Pull out all lines from the listing below in which the word "this" appears.

ENTRIES SUPPLIED:
+ + + + + + +
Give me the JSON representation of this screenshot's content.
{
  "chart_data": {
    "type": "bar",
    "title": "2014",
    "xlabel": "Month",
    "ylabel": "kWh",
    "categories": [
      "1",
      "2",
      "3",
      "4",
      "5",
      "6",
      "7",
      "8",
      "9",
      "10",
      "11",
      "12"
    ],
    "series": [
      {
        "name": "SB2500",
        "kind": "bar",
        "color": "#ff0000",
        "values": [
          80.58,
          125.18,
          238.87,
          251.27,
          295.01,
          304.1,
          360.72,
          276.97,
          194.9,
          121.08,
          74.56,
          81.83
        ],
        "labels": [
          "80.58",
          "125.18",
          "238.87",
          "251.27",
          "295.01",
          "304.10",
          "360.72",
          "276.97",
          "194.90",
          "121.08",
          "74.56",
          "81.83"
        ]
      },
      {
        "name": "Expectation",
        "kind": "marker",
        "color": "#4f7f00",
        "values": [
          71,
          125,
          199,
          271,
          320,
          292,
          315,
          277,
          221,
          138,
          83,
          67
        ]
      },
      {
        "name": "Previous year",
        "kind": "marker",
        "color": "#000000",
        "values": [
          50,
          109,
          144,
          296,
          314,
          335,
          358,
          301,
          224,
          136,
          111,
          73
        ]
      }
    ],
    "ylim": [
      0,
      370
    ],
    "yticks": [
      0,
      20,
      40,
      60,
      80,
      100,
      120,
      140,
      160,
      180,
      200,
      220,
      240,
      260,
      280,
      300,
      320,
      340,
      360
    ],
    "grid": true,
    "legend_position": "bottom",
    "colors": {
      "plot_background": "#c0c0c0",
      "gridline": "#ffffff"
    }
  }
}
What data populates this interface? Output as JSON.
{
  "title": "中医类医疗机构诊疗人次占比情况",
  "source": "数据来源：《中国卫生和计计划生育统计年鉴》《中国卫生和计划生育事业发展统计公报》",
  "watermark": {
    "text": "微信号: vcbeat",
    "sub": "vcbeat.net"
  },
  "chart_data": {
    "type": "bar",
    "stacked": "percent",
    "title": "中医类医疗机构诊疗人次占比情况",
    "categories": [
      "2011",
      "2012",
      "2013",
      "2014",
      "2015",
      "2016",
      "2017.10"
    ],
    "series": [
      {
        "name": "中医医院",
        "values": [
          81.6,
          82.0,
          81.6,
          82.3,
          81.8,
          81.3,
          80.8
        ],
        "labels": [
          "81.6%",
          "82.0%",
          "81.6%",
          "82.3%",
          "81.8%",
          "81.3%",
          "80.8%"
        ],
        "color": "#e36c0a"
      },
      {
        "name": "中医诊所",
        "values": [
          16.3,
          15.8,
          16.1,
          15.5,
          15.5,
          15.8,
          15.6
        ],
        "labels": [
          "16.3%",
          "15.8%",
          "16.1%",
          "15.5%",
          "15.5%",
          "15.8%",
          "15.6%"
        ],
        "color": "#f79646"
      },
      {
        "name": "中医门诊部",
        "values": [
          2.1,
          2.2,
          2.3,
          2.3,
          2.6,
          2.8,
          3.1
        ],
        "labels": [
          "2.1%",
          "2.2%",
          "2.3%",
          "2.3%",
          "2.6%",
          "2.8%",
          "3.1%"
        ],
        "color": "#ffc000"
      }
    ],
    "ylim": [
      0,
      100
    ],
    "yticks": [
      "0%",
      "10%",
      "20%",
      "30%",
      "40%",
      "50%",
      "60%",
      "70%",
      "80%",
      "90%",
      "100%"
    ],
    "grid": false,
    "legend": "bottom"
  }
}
+ + + + + + +
FINAL RESULT:
Give me the JSON representation of this screenshot's content.
What data populates this interface? Output as JSON.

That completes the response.